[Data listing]
▬▬▬▬▬▬

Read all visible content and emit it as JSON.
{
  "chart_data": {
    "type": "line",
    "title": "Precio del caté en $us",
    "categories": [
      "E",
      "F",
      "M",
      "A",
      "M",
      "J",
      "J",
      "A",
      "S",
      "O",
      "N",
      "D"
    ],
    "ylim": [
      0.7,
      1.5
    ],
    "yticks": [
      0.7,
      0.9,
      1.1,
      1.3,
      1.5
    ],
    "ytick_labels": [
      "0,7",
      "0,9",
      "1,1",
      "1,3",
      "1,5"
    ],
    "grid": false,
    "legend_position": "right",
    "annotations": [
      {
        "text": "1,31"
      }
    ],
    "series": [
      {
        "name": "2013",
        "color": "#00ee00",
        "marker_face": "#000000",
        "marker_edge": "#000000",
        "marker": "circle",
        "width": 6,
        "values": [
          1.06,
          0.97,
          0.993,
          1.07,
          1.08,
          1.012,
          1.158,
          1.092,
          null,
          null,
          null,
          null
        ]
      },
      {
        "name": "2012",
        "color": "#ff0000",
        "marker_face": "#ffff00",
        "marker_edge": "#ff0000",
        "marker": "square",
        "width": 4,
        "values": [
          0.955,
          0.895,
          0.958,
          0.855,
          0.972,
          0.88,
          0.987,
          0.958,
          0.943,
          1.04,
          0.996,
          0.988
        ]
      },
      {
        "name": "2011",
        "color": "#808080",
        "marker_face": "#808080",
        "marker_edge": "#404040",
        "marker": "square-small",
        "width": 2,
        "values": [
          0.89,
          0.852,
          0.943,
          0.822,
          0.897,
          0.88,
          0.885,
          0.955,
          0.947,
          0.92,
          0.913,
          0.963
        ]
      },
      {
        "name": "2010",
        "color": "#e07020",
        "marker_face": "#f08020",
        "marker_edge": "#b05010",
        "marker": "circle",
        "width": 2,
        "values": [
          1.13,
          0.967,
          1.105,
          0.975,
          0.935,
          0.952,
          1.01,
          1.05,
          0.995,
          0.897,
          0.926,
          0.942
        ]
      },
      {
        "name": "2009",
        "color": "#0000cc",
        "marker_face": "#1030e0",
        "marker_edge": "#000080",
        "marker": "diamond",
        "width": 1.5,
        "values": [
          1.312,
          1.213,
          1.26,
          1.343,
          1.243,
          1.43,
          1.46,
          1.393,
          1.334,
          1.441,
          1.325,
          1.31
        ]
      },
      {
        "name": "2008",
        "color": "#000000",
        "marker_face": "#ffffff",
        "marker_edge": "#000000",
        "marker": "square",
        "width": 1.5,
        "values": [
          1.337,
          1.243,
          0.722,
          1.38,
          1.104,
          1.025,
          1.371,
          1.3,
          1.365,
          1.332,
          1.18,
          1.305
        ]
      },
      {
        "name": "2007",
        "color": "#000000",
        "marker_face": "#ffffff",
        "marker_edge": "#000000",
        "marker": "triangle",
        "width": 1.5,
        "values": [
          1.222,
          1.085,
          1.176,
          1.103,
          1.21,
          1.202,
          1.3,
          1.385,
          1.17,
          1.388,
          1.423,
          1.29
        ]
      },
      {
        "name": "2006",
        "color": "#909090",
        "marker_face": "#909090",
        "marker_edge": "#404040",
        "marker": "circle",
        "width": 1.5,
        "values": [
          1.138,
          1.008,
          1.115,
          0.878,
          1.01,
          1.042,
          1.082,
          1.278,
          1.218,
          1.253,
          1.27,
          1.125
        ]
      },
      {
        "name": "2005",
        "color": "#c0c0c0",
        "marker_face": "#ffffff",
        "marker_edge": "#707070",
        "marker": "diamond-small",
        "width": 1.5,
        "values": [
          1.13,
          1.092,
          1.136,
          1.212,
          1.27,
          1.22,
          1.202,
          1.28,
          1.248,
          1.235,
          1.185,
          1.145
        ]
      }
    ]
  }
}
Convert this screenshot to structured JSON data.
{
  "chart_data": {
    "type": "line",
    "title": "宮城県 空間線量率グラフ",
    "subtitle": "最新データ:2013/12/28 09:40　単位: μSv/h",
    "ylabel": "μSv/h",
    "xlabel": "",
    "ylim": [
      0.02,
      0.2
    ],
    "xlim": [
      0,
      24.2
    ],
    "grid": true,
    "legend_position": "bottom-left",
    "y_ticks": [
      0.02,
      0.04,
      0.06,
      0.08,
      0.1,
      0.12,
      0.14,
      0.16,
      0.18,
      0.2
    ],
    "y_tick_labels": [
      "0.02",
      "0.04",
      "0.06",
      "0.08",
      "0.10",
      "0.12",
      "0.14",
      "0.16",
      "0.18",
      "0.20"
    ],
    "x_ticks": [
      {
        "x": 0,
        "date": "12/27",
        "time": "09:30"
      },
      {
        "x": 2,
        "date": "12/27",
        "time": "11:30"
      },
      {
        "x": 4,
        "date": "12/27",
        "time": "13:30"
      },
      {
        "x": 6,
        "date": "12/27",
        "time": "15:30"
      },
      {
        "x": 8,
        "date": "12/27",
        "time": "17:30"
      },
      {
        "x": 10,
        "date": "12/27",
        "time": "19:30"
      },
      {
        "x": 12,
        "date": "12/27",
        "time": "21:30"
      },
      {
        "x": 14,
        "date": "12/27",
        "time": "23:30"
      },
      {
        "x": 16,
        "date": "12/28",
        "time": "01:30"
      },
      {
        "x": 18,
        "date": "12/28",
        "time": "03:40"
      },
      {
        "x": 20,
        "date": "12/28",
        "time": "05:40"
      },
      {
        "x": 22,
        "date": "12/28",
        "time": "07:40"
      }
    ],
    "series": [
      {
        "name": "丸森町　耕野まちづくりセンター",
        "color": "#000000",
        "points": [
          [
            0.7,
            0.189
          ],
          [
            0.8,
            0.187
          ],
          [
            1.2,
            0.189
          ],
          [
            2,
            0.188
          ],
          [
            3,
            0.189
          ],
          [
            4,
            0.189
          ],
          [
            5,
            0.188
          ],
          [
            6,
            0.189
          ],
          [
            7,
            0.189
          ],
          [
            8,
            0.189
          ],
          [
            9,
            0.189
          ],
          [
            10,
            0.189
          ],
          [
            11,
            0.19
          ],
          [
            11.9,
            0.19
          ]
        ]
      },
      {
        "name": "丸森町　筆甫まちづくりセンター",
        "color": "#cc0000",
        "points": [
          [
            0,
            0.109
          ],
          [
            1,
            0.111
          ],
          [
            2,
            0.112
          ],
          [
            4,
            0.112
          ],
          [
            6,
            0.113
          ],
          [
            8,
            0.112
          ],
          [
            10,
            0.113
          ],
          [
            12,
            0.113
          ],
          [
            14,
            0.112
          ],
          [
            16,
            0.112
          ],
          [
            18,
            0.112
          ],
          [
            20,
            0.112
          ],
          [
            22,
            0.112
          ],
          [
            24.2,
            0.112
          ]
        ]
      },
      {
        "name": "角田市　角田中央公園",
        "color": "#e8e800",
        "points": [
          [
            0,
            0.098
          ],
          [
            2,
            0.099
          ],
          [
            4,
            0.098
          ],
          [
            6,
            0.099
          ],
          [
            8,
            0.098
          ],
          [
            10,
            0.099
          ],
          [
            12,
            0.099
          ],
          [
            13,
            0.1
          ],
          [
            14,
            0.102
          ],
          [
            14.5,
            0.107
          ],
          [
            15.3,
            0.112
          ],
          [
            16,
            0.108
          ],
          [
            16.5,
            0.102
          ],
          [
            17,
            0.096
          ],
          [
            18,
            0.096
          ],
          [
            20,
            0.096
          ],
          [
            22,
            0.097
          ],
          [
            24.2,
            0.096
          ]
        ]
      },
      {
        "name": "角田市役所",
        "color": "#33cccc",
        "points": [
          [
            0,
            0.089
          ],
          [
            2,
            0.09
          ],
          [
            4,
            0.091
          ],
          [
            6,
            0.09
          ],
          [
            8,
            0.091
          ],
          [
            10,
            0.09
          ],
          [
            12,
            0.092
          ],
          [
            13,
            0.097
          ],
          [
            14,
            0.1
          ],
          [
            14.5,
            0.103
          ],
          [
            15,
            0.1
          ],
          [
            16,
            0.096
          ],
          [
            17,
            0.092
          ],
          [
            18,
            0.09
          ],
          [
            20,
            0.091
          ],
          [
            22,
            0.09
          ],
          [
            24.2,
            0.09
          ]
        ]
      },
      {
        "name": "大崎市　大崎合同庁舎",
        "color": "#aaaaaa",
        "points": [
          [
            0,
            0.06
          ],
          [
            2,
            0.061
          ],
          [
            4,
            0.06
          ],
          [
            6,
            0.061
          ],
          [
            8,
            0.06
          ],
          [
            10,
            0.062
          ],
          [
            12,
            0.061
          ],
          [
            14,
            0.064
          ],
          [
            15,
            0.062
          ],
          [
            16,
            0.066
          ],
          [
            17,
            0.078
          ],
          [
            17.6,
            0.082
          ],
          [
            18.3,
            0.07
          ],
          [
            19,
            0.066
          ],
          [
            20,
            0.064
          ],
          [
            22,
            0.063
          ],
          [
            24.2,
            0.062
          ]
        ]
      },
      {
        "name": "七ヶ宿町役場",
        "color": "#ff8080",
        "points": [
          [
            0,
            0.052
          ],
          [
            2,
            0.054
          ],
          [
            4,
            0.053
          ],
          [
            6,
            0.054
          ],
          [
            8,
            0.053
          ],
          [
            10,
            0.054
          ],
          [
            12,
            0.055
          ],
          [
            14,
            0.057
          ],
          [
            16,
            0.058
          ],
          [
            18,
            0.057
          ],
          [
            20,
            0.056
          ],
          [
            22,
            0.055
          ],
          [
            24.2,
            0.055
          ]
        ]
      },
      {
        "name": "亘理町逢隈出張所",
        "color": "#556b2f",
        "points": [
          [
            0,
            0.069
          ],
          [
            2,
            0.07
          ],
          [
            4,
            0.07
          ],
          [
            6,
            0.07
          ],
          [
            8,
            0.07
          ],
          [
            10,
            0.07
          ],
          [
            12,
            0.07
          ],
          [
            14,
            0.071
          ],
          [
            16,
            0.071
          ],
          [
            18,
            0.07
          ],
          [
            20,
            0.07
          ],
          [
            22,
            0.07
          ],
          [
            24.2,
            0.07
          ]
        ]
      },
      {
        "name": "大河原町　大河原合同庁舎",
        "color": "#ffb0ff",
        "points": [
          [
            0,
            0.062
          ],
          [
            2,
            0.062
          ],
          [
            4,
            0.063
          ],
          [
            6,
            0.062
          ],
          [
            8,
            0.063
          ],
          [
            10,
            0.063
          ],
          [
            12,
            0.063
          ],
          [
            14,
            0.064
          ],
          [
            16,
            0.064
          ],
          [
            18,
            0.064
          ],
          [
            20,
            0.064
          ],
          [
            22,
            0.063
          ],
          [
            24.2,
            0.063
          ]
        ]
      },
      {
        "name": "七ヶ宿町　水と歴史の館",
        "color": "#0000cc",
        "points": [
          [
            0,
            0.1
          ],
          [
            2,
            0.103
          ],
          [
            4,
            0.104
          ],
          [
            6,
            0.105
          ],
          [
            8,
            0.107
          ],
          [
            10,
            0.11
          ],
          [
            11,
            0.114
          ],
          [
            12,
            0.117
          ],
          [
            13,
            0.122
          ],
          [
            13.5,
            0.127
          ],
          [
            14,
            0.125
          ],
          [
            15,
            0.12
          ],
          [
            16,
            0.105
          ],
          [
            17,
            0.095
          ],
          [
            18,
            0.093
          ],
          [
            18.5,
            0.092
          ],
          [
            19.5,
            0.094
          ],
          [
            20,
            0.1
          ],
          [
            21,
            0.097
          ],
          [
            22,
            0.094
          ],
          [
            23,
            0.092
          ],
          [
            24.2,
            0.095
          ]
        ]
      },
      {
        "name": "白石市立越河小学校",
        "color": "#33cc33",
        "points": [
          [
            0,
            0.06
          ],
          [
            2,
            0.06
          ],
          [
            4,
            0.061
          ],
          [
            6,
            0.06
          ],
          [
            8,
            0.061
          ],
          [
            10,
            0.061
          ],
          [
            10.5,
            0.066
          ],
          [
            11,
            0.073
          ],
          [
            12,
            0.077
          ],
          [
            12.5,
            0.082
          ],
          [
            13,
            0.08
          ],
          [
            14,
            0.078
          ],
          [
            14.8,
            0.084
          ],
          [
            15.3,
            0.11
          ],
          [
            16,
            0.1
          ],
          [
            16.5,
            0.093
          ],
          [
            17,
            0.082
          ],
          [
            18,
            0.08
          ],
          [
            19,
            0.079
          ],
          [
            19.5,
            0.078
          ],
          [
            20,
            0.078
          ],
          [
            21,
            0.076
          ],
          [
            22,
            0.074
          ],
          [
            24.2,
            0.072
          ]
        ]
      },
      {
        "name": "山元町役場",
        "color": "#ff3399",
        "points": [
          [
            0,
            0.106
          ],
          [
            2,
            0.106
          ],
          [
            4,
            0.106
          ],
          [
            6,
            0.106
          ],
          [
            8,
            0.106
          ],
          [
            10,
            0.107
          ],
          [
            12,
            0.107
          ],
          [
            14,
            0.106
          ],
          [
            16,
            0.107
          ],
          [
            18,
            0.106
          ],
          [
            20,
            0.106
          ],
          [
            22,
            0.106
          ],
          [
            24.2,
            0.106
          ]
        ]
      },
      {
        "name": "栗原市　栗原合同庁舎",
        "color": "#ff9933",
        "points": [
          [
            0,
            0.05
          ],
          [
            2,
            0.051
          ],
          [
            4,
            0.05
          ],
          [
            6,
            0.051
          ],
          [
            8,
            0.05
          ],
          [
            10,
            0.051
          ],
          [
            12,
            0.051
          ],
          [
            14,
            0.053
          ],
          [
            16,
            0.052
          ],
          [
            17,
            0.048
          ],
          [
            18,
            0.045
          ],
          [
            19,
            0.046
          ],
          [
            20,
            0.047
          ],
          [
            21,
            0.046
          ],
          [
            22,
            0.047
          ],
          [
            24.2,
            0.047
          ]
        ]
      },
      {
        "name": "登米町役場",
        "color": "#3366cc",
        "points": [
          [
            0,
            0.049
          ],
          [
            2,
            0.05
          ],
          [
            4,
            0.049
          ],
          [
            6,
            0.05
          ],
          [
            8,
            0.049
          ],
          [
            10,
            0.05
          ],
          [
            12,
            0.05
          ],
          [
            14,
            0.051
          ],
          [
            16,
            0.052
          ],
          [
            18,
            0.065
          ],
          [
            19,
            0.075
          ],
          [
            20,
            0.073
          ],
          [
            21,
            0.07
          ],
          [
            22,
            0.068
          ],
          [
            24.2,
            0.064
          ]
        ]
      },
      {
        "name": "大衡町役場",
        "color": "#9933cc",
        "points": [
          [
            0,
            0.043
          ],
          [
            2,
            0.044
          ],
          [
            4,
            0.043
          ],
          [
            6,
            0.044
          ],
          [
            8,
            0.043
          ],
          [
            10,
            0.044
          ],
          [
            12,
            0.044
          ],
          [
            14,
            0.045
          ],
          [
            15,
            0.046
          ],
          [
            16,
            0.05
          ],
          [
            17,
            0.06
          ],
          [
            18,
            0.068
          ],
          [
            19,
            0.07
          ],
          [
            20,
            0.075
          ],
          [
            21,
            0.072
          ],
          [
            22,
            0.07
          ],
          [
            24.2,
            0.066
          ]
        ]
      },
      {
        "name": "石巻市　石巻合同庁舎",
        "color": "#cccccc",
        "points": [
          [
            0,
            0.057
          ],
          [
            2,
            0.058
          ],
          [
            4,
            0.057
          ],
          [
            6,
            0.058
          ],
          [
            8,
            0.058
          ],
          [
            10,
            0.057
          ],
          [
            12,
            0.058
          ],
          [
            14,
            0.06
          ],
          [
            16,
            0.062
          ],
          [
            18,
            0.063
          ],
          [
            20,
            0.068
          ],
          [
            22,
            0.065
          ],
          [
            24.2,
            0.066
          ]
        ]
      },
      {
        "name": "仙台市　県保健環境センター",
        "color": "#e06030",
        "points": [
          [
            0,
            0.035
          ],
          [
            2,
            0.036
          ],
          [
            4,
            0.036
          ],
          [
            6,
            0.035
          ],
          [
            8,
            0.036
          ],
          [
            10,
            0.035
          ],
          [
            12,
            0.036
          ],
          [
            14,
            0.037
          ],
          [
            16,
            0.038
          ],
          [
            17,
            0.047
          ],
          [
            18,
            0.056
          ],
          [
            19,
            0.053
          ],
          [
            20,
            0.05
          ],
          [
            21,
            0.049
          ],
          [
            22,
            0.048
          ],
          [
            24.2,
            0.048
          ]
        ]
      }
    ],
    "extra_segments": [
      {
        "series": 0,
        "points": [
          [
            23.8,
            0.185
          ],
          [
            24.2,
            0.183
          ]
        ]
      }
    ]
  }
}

▬▬▬▬▬▬

Copy and report every line where the word "small" is present.

■ **WRITTEN SOLUTION**:
        "marker": "square-small",
        "marker": "diamond-small",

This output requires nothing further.